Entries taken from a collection
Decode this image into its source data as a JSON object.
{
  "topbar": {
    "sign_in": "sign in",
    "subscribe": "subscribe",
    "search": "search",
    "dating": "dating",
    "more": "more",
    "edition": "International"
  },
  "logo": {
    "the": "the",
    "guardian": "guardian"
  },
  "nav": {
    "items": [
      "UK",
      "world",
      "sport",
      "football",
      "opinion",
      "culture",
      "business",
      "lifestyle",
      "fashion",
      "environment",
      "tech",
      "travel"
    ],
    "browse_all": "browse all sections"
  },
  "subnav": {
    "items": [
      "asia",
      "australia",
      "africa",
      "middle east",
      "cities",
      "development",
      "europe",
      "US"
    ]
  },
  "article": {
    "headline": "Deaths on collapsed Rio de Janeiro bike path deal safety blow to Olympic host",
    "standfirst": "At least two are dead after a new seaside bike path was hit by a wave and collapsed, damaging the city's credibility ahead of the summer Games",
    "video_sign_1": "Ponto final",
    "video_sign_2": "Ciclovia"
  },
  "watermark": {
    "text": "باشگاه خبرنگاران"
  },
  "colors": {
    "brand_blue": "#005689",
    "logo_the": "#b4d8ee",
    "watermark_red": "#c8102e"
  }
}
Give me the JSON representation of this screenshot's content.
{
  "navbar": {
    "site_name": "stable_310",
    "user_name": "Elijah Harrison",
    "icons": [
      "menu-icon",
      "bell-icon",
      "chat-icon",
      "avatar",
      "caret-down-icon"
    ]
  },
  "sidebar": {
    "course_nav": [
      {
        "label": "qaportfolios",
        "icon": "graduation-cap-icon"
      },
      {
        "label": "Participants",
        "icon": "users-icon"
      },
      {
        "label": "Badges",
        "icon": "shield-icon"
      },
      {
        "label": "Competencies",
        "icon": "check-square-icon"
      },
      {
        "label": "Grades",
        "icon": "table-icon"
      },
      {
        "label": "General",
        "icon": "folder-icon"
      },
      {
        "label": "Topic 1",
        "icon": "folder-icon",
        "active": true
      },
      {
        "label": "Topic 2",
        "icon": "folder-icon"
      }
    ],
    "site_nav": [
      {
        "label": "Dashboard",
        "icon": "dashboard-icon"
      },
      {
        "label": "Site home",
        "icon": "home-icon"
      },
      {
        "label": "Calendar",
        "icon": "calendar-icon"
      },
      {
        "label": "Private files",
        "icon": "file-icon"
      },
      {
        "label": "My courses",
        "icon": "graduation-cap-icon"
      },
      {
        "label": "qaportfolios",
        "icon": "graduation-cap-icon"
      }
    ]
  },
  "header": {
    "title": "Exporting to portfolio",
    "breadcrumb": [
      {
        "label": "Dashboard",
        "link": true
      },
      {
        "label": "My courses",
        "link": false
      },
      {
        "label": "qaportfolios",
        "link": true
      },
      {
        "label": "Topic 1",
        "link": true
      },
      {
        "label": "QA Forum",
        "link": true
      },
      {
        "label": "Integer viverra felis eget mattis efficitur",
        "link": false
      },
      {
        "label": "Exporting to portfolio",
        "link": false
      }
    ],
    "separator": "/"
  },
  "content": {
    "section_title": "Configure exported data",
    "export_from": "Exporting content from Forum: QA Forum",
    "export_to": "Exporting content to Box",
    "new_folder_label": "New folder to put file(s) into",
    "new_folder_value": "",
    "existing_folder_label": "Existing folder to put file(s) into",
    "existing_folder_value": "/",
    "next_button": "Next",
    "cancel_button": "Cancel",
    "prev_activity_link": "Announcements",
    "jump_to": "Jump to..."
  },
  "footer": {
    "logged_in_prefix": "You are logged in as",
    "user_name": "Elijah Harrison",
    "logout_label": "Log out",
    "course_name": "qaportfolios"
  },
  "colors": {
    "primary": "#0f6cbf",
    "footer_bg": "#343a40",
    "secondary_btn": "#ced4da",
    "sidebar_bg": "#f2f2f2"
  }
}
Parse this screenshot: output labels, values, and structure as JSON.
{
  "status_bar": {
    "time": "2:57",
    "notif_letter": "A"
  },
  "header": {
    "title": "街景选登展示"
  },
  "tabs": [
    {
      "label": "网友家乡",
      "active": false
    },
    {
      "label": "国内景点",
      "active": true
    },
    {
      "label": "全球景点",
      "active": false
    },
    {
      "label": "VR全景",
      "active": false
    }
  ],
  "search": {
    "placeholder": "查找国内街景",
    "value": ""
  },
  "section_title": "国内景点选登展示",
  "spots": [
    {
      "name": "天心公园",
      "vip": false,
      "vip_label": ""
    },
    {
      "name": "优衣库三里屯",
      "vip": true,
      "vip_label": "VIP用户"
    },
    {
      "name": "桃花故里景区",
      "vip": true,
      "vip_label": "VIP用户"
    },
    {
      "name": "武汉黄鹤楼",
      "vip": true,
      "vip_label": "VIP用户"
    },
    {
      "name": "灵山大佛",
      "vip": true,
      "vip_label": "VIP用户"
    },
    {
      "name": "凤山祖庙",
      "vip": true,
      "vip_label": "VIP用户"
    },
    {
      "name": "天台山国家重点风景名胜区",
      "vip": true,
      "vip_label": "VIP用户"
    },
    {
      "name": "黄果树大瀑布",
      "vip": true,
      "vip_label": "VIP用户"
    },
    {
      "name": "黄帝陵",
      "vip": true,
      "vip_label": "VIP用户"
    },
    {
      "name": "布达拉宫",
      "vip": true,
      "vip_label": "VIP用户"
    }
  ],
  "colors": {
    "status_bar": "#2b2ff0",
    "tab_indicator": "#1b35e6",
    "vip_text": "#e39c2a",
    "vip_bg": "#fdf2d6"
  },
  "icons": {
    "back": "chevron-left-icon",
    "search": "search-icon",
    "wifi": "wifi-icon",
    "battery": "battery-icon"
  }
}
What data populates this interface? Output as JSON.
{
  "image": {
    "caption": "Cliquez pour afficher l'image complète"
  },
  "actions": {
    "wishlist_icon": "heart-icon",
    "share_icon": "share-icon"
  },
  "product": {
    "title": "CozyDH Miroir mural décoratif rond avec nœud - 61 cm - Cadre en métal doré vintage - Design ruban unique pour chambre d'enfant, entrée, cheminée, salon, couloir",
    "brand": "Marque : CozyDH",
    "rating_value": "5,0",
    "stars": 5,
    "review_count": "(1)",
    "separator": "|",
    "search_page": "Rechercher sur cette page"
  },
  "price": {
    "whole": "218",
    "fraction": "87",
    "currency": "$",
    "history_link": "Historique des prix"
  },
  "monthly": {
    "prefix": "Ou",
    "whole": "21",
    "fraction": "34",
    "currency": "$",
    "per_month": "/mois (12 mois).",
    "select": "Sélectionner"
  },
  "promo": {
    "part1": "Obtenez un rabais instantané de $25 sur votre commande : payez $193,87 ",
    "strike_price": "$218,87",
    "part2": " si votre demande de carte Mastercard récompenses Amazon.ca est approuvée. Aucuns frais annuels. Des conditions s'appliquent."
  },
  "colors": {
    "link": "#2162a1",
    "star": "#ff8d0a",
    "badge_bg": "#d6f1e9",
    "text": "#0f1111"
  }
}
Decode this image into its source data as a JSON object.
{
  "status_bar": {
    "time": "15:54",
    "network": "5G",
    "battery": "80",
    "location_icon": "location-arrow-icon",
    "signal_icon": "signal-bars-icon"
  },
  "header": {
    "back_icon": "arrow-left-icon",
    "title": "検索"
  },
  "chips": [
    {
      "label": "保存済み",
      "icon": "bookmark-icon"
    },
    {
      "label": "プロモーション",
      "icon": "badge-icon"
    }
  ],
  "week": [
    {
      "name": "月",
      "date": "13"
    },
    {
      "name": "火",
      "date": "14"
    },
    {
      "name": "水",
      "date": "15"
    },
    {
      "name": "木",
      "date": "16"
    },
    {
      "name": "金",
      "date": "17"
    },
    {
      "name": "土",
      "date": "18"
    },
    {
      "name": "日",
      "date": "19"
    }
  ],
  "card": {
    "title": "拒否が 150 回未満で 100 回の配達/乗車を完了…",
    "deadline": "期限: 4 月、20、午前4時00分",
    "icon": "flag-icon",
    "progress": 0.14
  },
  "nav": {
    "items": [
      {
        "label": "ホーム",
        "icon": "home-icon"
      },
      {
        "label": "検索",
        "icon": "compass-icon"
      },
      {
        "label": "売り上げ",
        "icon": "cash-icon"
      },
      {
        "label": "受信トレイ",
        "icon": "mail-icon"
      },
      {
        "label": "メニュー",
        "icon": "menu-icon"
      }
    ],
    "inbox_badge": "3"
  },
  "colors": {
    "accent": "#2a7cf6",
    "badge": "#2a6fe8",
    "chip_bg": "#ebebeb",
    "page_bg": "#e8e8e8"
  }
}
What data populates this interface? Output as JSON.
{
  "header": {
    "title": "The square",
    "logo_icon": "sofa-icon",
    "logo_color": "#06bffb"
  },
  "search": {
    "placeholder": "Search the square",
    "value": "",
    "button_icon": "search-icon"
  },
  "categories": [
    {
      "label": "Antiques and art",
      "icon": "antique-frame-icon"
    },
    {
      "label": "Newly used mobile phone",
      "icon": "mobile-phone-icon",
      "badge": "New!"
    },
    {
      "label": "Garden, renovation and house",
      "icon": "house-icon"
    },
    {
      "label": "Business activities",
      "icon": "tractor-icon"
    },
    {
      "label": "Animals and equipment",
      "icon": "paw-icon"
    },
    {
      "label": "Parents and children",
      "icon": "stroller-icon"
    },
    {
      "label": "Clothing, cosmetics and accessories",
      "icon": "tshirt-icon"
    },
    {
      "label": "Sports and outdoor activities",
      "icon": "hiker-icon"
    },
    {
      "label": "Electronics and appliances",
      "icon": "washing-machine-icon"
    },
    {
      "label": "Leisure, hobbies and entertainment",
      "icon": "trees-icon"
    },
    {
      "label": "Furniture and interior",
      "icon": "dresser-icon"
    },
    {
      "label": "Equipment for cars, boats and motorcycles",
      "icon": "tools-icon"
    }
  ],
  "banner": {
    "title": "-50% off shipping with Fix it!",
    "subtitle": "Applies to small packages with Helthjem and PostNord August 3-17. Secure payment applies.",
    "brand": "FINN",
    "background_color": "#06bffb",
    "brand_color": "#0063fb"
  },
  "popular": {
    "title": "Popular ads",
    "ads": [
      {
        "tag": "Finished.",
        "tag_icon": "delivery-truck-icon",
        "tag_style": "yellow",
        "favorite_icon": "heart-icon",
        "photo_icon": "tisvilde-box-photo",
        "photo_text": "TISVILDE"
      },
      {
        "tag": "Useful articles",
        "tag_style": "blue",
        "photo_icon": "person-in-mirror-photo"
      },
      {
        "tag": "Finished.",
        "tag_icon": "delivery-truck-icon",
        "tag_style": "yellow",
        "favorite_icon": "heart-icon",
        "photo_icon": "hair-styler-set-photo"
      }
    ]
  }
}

◆ **OBJECTIVE**
Say how many lines above hold the word "bike", giving only the count.

◆ **TASK OUTPUT**
2